[Fonte]:
--*--
Fonte: Jornal do Commercio (06.05.12)
MEMÓRIA Familiares de Fernando Santa Cruz atrasam nova edição do livro que narra seu desaparecimento para inserir revelações de ex-agente da repressão sobre destino do corpo
Sérgio Montenegro Filho
Era sábado de Carnaval no Rio de Janeiro, naquele dia 23 de março de 1974. O estudante de Direito Fernando Augusto Santa Cruz de Oliveira, pernambucano, 26 anos de idade, saiu com alguns amigos para se divertir e desapareceu. Na época, Fernando era militante da Ação Popular Marxista Leninista (APML), e já tinha seu nome nas listas dos órgãos de repressão. Ao longo de 22 anos, as buscas dos familiares se mostraram infrutíferas. Até a semana passada, quando foi exposto na internet parte do conteúdo do livro Memórias de uma guerra suja, do ex-delegado Cláudio Guerra, que será lançado no final do mês. Nos depoimentos, Guerra que atuou no Departamento de Ordem Política e Social (Dops) do Rio de Janeiro releva com detalhes como comandou a incineração de dez corpos de presos políticos torturados nos porões da ditadura. Fernando era um deles.
As revelações do ex-delegado que admite, no livro, ter participado de mais de uma centena de execuções de presos políticos coincidiram com os preparativos do relançamento do livro Onde está meu filho?, publicado pela primeira vez em 1985, por um grupo de jornalistas de Pernambuco, que narra toda a história de Fernando Santa Cruz, desde a militância estudantil na resistência à ditadura militar ao período posterior ao seu desaparecimento. A intenção dos seus familiares era, inicialmente, aproveitar a instalação da Comissão da Verdade criada pelo governo federal para apurar os crimes cometidos durante o regime de exceção no País prevista ainda para este semestre, e lançar uma edição revisada do livro, que serviria de subsídio às investigações da comissão.
--*--
[Entradas da coleção]
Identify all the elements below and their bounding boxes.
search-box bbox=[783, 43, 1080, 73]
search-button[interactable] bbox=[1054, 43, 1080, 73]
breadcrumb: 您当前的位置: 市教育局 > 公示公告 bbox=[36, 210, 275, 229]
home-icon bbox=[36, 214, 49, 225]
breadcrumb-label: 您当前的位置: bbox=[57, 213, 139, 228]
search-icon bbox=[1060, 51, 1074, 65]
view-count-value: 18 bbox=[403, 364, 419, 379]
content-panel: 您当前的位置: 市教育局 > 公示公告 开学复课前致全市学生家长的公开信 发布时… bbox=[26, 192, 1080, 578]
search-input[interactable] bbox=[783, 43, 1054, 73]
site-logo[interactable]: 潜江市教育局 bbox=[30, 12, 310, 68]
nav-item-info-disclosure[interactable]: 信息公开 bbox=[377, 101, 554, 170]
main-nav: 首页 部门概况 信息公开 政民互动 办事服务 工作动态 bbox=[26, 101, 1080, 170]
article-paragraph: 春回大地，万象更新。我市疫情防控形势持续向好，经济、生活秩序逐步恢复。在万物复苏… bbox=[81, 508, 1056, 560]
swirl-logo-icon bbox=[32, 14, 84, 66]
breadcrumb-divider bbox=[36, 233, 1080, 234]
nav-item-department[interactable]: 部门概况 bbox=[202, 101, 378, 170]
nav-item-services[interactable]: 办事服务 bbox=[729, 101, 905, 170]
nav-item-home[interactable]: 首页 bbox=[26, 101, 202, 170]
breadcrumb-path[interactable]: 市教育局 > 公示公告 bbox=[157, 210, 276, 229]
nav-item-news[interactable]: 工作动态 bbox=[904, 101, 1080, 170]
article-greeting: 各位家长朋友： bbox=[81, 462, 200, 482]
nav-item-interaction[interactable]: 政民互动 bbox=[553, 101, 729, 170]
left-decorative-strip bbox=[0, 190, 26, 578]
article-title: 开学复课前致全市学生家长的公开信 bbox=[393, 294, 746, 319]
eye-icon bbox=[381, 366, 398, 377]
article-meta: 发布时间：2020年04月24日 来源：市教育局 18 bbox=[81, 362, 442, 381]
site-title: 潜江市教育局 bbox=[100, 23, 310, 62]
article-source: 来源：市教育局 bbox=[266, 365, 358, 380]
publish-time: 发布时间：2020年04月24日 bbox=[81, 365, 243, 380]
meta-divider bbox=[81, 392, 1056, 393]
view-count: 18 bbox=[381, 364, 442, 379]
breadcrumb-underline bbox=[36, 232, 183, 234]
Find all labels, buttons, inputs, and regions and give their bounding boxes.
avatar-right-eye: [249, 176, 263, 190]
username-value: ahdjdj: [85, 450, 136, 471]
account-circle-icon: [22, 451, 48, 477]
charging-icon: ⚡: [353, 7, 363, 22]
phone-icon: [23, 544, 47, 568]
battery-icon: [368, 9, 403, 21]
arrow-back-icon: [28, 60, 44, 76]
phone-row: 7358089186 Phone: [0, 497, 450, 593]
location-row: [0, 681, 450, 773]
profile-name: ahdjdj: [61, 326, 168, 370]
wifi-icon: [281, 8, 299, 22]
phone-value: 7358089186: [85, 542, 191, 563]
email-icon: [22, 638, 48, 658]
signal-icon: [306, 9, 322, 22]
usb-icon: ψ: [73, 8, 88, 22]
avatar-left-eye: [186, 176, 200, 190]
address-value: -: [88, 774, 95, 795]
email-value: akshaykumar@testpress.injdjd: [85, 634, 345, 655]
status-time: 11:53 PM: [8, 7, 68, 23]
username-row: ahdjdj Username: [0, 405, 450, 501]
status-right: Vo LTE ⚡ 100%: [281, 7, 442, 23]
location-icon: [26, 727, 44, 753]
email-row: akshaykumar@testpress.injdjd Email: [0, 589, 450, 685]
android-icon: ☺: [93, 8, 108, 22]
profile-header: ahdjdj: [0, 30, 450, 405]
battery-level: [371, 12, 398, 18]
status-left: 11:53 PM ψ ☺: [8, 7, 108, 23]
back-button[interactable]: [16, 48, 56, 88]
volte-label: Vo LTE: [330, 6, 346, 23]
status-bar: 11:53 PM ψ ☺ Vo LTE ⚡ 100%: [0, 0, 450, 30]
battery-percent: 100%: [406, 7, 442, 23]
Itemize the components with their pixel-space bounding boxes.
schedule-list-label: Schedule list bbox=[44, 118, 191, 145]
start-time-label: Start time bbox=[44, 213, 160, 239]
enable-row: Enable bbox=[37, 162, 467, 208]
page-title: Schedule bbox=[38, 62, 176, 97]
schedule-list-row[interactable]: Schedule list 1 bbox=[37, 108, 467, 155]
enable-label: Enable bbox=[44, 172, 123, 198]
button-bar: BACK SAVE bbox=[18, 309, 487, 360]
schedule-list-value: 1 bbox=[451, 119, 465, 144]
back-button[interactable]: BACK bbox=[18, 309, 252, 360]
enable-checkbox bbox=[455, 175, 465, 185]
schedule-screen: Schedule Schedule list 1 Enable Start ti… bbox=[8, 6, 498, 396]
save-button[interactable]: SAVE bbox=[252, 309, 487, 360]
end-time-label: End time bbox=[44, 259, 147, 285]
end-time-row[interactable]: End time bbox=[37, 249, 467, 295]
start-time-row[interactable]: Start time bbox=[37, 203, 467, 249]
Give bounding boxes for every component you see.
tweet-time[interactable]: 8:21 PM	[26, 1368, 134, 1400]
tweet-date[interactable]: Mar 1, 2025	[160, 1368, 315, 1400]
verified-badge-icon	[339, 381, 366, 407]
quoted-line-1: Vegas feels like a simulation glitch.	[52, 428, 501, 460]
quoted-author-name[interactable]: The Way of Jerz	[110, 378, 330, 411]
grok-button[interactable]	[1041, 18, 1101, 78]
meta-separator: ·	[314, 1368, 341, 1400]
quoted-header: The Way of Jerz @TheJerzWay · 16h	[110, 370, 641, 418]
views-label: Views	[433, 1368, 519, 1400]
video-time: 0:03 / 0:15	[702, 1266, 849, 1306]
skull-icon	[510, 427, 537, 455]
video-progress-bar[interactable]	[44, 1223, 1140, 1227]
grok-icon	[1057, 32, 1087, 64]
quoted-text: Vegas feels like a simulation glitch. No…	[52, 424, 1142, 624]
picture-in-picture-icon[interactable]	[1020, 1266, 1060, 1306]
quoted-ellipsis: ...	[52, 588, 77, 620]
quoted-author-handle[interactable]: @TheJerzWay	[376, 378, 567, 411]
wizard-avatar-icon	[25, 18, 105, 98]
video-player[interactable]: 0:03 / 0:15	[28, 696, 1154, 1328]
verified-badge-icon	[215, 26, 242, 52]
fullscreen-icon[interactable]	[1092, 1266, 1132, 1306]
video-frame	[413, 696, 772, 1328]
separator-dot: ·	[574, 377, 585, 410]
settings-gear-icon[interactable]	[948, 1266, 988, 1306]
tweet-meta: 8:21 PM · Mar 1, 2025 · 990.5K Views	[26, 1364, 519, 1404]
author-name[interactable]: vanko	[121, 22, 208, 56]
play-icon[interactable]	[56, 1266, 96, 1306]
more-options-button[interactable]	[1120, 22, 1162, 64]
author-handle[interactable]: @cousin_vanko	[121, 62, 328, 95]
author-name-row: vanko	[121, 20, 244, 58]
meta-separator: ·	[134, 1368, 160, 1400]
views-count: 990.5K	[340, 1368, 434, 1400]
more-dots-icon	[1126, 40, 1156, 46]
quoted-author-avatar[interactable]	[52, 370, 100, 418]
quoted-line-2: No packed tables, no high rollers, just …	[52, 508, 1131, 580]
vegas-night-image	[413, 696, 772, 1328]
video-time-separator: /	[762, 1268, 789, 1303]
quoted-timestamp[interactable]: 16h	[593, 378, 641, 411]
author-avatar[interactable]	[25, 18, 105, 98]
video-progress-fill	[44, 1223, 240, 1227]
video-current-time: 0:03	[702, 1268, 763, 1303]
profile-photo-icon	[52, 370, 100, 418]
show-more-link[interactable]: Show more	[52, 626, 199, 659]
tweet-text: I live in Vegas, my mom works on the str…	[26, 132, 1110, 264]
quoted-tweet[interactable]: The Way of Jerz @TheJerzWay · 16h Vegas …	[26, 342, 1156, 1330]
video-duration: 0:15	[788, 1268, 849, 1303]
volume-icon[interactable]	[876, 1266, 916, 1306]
--*--
[Suas tarefas]:
- a) Responda, com base na reportagem sobre Fernando Santa Cruz:
(i) Em que data Fernando Santa Cruz desapareceu no Rio de Janeiro?
(ii) De quantos corpos de presos políticos o ex-delegado Cláudio Guerra afirma ter comandado a incineração?
(iii) Em que ano o livro Onde está meu filho? foi publicado pela primeira vez?
- b) Atualize o trecho da reportagem sobre Fernando Santa Cruz que se inicia pelas palavras "As revelações do" e se encerra em "investigações da comissão.", substituindo "Comissão da Verdade" por "Comissão Nacional da Verdade".
- c) Dê prosseguimento à reportagem sobre Fernando Santa Cruz a partir do ponto em que o texto termina.
Os itens não têm qualquer relevância para o que aqui se solicita.

[Tarefas resolvidas]:
- a)
(i) Em 23 de março de 1974, um sábado de Carnaval.
(ii) De dez corpos.
(iii) Em 1985.

- b)
As revelações do ex-delegado que admite, no livro, ter participado de mais de uma centena de execuções de presos políticos coincidiram com os preparativos do relançamento do livro Onde está meu filho?, publicado pela primeira vez em 1985, por um grupo de jornalistas de Pernambuco, que narra toda a história de Fernando Santa Cruz, desde a militância estudantil na resistência à ditadura militar ao período posterior ao seu desaparecimento. A intenção dos seus familiares era, inicialmente, aproveitar a instalação da Comissão Nacional da Verdade criada pelo governo federal para apurar os crimes cometidos durante o regime de exceção no País prevista ainda para este semestre, e lançar uma edição revisada do livro, que serviria de subsídio às investigações da comissão.

- c)
A entrada de Cláudio Guerra em cena, porém, forçou o adiamento. Precisamos aguardar o livro do ex-delegado para acrescentar as declarações, porque por mais horripilantes que sejam, se forem procedentes, elas respondem à questão-título do nosso livro: o filho foi incinerado, explica um dos autores, Chico de Assis, jornalista e ex-preso político por mais de nove anos. A ideia, segundo ele, é lançar a nova edição no dia 28 de agosto, no 33º aniversário da promulgação da Lei de Anistia, que absolveu parte dos militantes da resistência e agentes da repressão.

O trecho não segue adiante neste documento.